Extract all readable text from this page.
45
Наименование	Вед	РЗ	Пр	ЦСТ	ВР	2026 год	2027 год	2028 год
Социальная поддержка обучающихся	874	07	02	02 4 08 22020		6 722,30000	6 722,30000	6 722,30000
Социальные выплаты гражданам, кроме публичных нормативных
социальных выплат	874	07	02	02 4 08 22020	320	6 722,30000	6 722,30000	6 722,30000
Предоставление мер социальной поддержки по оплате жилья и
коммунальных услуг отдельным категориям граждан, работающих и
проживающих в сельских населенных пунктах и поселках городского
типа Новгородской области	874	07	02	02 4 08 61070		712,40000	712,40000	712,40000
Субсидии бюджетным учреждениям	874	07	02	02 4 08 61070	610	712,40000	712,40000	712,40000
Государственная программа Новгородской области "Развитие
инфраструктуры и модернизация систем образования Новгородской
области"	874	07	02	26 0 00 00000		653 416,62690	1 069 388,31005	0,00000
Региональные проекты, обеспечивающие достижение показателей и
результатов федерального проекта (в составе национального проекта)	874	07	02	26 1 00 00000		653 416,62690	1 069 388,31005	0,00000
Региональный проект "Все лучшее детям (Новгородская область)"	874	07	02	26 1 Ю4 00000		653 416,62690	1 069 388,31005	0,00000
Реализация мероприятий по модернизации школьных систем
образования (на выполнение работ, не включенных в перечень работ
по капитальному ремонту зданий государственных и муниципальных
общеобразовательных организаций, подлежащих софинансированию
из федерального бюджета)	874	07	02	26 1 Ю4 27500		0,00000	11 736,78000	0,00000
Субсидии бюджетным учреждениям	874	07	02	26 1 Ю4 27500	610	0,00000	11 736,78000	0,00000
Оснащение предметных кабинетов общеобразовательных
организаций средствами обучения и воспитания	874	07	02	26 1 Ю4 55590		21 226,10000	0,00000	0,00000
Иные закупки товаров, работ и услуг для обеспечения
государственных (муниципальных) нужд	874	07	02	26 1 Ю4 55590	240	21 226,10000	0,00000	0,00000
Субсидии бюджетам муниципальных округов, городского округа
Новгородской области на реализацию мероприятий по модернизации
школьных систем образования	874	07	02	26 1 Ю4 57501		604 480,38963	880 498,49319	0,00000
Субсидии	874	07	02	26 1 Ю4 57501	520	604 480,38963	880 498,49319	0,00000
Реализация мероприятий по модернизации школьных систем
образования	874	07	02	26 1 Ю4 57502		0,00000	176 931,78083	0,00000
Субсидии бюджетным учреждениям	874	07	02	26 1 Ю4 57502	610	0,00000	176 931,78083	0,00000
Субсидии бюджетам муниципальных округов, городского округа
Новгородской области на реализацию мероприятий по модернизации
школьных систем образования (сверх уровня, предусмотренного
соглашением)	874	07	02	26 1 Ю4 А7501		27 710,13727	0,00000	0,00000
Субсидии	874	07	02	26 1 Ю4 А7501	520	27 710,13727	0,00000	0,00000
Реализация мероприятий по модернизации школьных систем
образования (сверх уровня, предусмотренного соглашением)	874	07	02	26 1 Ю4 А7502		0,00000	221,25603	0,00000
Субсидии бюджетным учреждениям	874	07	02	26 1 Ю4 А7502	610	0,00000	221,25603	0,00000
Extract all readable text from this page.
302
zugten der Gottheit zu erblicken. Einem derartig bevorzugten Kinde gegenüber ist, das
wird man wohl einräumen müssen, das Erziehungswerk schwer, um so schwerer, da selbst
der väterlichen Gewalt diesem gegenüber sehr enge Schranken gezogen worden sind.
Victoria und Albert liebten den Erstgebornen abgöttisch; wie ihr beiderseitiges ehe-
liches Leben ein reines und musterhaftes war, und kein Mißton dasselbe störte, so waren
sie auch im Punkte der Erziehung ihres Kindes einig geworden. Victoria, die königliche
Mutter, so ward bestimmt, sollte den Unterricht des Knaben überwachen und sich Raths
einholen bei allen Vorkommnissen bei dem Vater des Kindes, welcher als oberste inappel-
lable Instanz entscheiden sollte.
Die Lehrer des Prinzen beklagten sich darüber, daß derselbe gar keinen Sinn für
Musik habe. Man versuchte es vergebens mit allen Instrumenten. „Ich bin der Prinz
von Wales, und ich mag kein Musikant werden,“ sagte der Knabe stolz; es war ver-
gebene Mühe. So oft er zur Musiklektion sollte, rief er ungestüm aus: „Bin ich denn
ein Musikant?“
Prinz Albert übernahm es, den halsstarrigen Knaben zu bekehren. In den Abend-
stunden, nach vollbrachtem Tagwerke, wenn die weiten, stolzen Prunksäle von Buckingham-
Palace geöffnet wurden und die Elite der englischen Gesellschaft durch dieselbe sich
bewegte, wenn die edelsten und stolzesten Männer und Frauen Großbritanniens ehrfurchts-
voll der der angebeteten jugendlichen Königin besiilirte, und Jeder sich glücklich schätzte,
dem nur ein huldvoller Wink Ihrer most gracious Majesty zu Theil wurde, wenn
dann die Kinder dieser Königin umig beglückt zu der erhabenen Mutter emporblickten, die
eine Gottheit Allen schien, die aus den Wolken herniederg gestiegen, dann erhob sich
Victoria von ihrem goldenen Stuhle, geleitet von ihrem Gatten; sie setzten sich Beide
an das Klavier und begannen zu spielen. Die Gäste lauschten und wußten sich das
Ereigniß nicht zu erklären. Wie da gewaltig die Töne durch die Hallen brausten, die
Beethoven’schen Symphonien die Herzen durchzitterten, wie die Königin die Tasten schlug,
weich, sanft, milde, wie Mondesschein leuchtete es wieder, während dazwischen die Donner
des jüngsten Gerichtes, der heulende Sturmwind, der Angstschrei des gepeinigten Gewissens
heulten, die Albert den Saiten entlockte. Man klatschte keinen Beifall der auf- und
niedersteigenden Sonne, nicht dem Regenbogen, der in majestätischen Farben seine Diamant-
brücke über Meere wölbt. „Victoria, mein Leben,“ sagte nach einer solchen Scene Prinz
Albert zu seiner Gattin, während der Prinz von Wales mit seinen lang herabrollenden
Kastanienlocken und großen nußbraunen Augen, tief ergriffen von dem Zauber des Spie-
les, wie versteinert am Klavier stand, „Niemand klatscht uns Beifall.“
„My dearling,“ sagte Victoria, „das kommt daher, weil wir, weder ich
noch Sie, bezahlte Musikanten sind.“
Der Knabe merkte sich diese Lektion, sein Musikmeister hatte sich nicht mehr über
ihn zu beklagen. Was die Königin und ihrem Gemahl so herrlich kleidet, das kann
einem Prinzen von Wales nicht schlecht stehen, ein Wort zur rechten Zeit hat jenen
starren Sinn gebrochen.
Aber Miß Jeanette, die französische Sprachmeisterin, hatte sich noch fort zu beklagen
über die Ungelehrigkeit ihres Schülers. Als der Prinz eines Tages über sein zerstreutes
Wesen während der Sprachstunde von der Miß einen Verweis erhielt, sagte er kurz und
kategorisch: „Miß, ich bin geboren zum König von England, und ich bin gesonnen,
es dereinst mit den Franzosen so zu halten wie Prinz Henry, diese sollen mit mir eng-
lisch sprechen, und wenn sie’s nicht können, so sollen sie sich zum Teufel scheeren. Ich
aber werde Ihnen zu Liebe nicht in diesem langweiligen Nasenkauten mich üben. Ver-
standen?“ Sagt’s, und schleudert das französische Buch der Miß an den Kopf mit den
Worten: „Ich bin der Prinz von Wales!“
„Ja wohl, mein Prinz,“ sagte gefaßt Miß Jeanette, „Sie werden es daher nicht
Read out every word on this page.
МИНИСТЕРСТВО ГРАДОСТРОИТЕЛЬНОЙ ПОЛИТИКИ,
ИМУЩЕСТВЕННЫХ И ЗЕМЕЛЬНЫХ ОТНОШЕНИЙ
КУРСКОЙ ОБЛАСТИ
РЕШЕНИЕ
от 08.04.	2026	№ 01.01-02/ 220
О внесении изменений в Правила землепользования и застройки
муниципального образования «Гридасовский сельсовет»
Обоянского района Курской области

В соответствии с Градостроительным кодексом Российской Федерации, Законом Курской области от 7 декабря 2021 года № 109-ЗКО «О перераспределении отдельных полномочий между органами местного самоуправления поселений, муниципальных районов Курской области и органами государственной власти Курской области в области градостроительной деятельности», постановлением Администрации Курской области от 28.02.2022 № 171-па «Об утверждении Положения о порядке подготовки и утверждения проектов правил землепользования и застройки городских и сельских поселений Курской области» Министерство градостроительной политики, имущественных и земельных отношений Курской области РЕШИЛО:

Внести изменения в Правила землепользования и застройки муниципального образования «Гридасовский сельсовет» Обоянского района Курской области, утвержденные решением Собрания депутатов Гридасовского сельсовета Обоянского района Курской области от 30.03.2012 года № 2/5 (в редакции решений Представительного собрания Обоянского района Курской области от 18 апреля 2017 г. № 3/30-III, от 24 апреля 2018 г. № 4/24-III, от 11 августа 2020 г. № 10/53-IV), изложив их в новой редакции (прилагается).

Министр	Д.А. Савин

**PROBLEM DESCRIPTION:**
Provide only the number of lines in the entries that hold the word "mein".

**SOLUTION TO THE EXERCISE:**
2